BRIEF
Would you return all of this data exactly, leaving nothing out?

Dataset entries:
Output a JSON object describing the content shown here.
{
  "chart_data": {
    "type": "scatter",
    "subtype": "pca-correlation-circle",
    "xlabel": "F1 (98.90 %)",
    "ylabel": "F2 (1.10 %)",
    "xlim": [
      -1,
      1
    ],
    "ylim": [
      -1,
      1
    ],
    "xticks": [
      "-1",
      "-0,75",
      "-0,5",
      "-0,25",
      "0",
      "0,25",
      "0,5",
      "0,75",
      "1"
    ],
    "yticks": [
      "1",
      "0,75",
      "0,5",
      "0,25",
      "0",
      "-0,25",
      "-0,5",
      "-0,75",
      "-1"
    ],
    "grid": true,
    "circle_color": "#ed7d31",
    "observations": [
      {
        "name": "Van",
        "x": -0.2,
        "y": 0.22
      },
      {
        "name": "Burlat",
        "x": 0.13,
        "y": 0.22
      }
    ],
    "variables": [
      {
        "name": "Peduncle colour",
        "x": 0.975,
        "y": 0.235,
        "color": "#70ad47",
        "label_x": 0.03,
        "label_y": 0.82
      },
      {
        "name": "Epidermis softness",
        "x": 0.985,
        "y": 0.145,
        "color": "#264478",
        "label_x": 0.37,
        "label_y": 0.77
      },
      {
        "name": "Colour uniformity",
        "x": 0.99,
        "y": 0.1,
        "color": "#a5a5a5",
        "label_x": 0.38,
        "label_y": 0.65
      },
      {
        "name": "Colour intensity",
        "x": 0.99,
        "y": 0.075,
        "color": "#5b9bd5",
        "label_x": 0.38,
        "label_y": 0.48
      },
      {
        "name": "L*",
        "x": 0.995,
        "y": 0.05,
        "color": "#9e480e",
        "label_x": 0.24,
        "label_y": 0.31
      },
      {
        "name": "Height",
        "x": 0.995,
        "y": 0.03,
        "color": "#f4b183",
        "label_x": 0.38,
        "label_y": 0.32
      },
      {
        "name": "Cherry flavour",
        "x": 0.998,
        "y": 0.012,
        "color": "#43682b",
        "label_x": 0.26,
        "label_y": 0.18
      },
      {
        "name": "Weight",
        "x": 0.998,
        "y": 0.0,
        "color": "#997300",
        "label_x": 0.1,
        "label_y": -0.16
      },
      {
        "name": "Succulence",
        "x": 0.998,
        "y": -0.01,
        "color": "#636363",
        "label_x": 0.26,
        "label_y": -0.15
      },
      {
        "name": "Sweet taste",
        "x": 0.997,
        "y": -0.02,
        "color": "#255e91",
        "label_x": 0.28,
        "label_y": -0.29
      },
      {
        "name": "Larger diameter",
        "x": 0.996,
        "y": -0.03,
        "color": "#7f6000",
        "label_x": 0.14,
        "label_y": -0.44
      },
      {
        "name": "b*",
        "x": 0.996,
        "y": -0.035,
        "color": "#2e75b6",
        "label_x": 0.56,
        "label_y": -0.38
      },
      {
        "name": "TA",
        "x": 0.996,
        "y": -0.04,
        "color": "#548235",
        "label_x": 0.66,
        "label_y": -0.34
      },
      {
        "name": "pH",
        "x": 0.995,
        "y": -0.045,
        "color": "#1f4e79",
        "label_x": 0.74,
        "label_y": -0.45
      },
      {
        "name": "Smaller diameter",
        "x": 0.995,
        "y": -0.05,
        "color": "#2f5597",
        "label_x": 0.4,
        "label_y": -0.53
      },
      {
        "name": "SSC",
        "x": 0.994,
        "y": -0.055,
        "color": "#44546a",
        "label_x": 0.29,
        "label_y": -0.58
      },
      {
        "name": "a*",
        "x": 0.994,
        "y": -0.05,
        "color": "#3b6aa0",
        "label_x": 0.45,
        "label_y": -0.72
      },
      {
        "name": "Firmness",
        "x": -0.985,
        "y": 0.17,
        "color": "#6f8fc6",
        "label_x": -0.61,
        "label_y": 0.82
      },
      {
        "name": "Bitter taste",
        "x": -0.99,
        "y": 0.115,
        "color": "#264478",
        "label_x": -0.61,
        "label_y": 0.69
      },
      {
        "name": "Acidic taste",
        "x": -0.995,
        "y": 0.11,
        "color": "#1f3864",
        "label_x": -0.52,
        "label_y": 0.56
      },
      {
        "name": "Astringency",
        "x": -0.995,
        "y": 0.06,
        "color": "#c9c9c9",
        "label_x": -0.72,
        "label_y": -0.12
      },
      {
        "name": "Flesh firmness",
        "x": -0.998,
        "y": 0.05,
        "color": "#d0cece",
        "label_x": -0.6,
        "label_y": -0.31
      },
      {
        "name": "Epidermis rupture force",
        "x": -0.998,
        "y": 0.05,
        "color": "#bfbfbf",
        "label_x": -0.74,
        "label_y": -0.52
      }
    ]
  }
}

EXERCISE OUTPUT
Output a JSON object describing the content shown here.
{
  "chart_data": {
    "type": "scatter",
    "subtype": "pca-correlation-circle",
    "xlabel": "F1 (98.90 %)",
    "ylabel": "F2 (1.10 %)",
    "xlim": [
      -1,
      1
    ],
    "ylim": [
      -1,
      1
    ],
    "xticks": [
      "-1",
      "-0,75",
      "-0,5",
      "-0,25",
      "0",
      "0,25",
      "0,5",
      "0,75",
      "1"
    ],
    "yticks": [
      "1",
      "0,75",
      "0,5",
      "0,25",
      "0",
      "-0,25",
      "-0,5",
      "-0,75",
      "-1"
    ],
    "grid": true,
    "circle_color": "#ed7d31",
    "observations": [
      {
        "name": "Van",
        "x": -0.2,
        "y": 0.22
      },
      {
        "name": "Burlat",
        "x": 0.13,
        "y": 0.22
      }
    ],
    "variables": [
      {
        "name": "Peduncle colour",
        "x": 0.975,
        "y": 0.235,
        "color": "#70ad47",
        "label_x": 0.03,
        "label_y": 0.82
      },
      {
        "name": "Epidermis softness",
        "x": 0.985,
        "y": 0.145,
        "color": "#264478",
        "label_x": 0.37,
        "label_y": 0.77
      },
      {
        "name": "Colour uniformity",
        "x": 0.99,
        "y": 0.1,
        "color": "#a5a5a5",
        "label_x": 0.38,
        "label_y": 0.65
      },
      {
        "name": "Colour intensity",
        "x": 0.99,
        "y": 0.075,
        "color": "#5b9bd5",
        "label_x": 0.38,
        "label_y": 0.48
      },
      {
        "name": "L*",
        "x": 0.995,
        "y": 0.05,
        "color": "#9e480e",
        "label_x": 0.24,
        "label_y": 0.31
      },
      {
        "name": "Height",
        "x": 0.995,
        "y": 0.03,
        "color": "#f4b183",
        "label_x": 0.38,
        "label_y": 0.32
      },
      {
        "name": "Cherry flavour",
        "x": 0.998,
        "y": 0.012,
        "color": "#43682b",
        "label_x": 0.26,
        "label_y": 0.18
      },
      {
        "name": "Weight",
        "x": 0.998,
        "y": 0.0,
        "color": "#997300",
        "label_x": 0.1,
        "label_y": -0.16
      },
      {
        "name": "Succulence",
        "x": 0.998,
        "y": -0.01,
        "color": "#636363",
        "label_x": 0.26,
        "label_y": -0.15
      },
      {
        "name": "Sweet taste",
        "x": 0.997,
        "y": -0.02,
        "color": "#255e91",
        "label_x": 0.28,
        "label_y": -0.29
      },
      {
        "name": "Larger diameter",
        "x": 0.996,
        "y": -0.03,
        "color": "#7f6000",
        "label_x": 0.14,
        "label_y": -0.44
      },
      {
        "name": "b*",
        "x": 0.996,
        "y": -0.035,
        "color": "#2e75b6",
        "label_x": 0.56,
        "label_y": -0.38
      },
      {
        "name": "TA",
        "x": 0.996,
        "y": -0.04,
        "color": "#548235",
        "label_x": 0.66,
        "label_y": -0.34
      },
      {
        "name": "pH",
        "x": 0.995,
        "y": -0.045,
        "color": "#1f4e79",
        "label_x": 0.74,
        "label_y": -0.45
      },
      {
        "name": "Smaller diameter",
        "x": 0.995,
        "y": -0.05,
        "color": "#2f5597",
        "label_x": 0.4,
        "label_y": -0.53
      },
      {
        "name": "SSC",
        "x": 0.994,
        "y": -0.055,
        "color": "#44546a",
        "label_x": 0.29,
        "label_y": -0.58
      },
      {
        "name": "a*",
        "x": 0.994,
        "y": -0.05,
        "color": "#3b6aa0",
        "label_x": 0.45,
        "label_y": -0.72
      },
      {
        "name": "Firmness",
        "x": -0.985,
        "y": 0.17,
        "color": "#6f8fc6",
        "label_x": -0.61,
        "label_y": 0.82
      },
      {
        "name": "Bitter taste",
        "x": -0.99,
        "y": 0.115,
        "color": "#264478",
        "label_x": -0.61,
        "label_y": 0.69
      },
      {
        "name": "Acidic taste",
        "x": -0.995,
        "y": 0.11,
        "color": "#1f3864",
        "label_x": -0.52,
        "label_y": 0.56
      },
      {
        "name": "Astringency",
        "x": -0.995,
        "y": 0.06,
        "color": "#c9c9c9",
        "label_x": -0.72,
        "label_y": -0.12
      },
      {
        "name": "Flesh firmness",
        "x": -0.998,
        "y": 0.05,
        "color": "#d0cece",
        "label_x": -0.6,
        "label_y": -0.31
      },
      {
        "name": "Epidermis rupture force",
        "x": -0.998,
        "y": 0.05,
        "color": "#bfbfbf",
        "label_x": -0.74,
        "label_y": -0.52
      }
    ]
  }
}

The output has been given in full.